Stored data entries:
##############################

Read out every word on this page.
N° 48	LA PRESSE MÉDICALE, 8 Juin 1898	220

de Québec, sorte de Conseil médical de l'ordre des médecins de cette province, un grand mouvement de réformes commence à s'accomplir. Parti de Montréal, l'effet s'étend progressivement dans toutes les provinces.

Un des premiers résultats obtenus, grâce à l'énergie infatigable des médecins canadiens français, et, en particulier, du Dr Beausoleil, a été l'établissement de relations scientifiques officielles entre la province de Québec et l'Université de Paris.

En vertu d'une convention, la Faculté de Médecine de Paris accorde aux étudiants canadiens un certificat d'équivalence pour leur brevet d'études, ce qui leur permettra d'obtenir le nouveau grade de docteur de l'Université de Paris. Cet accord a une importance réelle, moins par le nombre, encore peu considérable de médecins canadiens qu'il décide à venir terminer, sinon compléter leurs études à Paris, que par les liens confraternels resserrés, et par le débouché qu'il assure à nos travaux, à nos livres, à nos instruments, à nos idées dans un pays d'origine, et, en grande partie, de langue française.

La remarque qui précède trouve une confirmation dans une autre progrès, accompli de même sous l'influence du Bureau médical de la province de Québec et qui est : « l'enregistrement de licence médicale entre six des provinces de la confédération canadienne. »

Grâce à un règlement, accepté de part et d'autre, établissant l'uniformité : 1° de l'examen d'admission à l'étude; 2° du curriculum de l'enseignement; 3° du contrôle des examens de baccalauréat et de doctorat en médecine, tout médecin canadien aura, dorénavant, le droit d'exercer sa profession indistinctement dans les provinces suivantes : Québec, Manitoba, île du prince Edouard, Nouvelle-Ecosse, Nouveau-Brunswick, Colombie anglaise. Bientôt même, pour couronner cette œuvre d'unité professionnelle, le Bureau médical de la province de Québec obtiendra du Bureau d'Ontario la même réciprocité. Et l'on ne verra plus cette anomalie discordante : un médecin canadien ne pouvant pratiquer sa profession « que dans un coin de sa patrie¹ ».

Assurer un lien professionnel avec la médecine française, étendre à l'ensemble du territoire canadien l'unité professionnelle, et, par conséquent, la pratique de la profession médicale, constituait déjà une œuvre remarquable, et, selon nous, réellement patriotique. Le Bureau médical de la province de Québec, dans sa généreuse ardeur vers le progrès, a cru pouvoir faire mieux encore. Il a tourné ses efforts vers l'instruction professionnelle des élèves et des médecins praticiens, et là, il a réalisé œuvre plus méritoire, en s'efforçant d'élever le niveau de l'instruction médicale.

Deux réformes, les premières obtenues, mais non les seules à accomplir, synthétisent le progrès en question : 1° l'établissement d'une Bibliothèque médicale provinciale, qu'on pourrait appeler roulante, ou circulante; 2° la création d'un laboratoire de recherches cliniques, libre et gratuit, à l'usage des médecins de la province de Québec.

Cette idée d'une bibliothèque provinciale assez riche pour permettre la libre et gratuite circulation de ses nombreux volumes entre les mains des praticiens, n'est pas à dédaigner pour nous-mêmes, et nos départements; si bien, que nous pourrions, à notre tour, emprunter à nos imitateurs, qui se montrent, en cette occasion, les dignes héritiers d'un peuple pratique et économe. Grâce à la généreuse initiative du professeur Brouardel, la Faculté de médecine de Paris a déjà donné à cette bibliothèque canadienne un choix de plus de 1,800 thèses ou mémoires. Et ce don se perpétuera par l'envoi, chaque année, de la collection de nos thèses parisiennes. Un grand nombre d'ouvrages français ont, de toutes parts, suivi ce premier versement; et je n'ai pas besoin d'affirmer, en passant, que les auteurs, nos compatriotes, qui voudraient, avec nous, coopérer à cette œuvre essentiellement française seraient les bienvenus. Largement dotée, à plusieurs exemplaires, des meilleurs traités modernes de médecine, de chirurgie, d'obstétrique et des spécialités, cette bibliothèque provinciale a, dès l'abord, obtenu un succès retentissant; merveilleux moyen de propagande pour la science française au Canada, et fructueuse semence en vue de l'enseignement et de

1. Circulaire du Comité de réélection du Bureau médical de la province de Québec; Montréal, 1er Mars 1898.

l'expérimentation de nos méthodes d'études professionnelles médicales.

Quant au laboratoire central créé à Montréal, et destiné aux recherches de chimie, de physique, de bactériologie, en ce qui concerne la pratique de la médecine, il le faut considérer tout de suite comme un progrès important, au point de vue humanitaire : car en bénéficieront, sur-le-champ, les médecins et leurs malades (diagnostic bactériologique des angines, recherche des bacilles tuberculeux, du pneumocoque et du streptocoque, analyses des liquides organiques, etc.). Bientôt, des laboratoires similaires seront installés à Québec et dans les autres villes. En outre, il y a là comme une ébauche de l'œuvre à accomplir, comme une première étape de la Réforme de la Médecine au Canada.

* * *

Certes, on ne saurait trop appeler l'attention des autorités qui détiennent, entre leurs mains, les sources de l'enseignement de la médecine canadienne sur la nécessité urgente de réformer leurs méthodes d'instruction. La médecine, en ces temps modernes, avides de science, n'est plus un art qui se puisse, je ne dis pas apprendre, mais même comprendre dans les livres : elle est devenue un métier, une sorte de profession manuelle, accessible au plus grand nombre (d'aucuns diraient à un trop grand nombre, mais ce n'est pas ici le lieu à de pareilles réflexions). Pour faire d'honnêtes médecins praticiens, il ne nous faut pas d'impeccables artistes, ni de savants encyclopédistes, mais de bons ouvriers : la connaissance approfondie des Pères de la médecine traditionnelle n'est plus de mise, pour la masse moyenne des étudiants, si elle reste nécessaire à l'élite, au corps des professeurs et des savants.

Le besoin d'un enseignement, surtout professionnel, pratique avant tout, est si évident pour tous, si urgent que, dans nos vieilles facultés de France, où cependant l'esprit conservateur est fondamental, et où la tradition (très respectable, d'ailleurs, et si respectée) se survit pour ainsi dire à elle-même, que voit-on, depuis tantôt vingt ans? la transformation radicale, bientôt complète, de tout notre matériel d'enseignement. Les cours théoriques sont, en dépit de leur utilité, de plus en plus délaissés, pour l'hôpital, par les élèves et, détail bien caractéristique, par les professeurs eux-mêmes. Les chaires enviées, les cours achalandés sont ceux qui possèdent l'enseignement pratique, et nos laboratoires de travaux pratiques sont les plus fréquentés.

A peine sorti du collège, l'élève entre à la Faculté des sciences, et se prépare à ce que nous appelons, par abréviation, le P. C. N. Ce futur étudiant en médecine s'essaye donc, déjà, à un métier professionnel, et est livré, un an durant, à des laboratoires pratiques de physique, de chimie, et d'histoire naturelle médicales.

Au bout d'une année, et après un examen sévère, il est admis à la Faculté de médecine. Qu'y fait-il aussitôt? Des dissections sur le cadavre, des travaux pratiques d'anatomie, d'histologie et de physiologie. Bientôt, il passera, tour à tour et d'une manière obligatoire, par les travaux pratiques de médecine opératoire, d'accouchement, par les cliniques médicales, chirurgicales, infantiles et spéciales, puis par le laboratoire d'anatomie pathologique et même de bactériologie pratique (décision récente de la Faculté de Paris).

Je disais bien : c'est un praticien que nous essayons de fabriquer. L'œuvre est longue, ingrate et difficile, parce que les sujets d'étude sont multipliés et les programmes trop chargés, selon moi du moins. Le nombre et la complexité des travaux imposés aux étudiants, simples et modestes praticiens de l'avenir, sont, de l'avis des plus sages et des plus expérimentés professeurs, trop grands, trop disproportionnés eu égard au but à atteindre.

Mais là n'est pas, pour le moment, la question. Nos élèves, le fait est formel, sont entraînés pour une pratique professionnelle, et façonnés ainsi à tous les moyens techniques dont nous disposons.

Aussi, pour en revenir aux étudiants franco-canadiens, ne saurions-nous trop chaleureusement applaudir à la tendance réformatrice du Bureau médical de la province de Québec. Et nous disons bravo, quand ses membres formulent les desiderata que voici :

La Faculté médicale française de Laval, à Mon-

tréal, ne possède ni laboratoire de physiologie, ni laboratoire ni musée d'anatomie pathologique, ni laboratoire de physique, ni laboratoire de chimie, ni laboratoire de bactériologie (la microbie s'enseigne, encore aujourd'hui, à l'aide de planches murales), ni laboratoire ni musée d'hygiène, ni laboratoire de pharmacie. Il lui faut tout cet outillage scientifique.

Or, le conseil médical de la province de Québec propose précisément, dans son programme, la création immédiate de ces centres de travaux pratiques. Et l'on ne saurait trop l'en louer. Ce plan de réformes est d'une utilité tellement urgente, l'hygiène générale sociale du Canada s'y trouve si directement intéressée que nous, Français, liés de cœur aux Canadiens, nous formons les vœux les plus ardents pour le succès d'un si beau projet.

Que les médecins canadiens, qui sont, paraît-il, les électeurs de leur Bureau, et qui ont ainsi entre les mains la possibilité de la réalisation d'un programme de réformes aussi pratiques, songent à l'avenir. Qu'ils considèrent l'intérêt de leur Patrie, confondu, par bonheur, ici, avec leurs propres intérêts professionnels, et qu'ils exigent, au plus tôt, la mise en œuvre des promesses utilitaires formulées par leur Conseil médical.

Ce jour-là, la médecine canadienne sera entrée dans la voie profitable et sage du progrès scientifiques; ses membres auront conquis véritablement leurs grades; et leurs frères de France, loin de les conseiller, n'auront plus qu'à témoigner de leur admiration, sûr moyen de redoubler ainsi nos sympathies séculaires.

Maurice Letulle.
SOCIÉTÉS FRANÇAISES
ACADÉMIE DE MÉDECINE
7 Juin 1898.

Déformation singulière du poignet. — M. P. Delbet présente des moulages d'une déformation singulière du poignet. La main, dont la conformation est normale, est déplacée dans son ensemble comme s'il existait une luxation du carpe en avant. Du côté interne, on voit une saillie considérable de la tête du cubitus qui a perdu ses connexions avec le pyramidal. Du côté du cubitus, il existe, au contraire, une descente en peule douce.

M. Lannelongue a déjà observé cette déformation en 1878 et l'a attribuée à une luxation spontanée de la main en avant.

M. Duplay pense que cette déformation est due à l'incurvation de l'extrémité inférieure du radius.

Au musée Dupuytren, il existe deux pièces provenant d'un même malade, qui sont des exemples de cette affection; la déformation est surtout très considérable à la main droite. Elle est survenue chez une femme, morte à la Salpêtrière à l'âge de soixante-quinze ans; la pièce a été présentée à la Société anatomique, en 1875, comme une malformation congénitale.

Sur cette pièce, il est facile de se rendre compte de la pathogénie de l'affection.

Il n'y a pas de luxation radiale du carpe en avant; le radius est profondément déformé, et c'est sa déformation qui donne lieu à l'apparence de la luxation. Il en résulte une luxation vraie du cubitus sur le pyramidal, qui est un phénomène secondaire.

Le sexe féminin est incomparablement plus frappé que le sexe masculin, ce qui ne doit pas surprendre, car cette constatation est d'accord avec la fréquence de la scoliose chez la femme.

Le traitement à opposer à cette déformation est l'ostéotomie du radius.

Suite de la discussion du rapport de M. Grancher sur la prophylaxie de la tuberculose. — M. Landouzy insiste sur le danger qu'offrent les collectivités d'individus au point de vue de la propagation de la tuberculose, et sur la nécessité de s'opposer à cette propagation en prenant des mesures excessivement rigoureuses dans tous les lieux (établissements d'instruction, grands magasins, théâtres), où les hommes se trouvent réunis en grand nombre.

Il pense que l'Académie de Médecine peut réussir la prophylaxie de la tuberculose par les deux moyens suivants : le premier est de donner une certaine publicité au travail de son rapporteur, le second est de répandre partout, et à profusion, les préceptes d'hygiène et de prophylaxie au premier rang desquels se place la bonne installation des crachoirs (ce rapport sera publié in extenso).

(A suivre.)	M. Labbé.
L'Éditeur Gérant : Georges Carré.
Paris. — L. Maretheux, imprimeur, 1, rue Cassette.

##############################

— Objective —
Pick each line holding the word "membres" out of the listing.

— Answer to the task —
Aussi, pour en revenir aux étudiants franco-canadiens, ne saurions-nous trop chaleureusement applaudir à la tendance réformatrice du Bureau médical de la province de Québec. Et nous disons bravo, quand ses membres formulent les desiderata que voici :
Ce jour-là, la médecine canadienne sera entrée dans la voie profitable et sage du progrès scientifiques; ses membres auront conquis véritablement leurs grades; et leurs frères de France, loin de les conseiller, n'auront plus qu'à témoigner de leur admiration, sûr moyen de redoubler ainsi nos sympathies séculaires.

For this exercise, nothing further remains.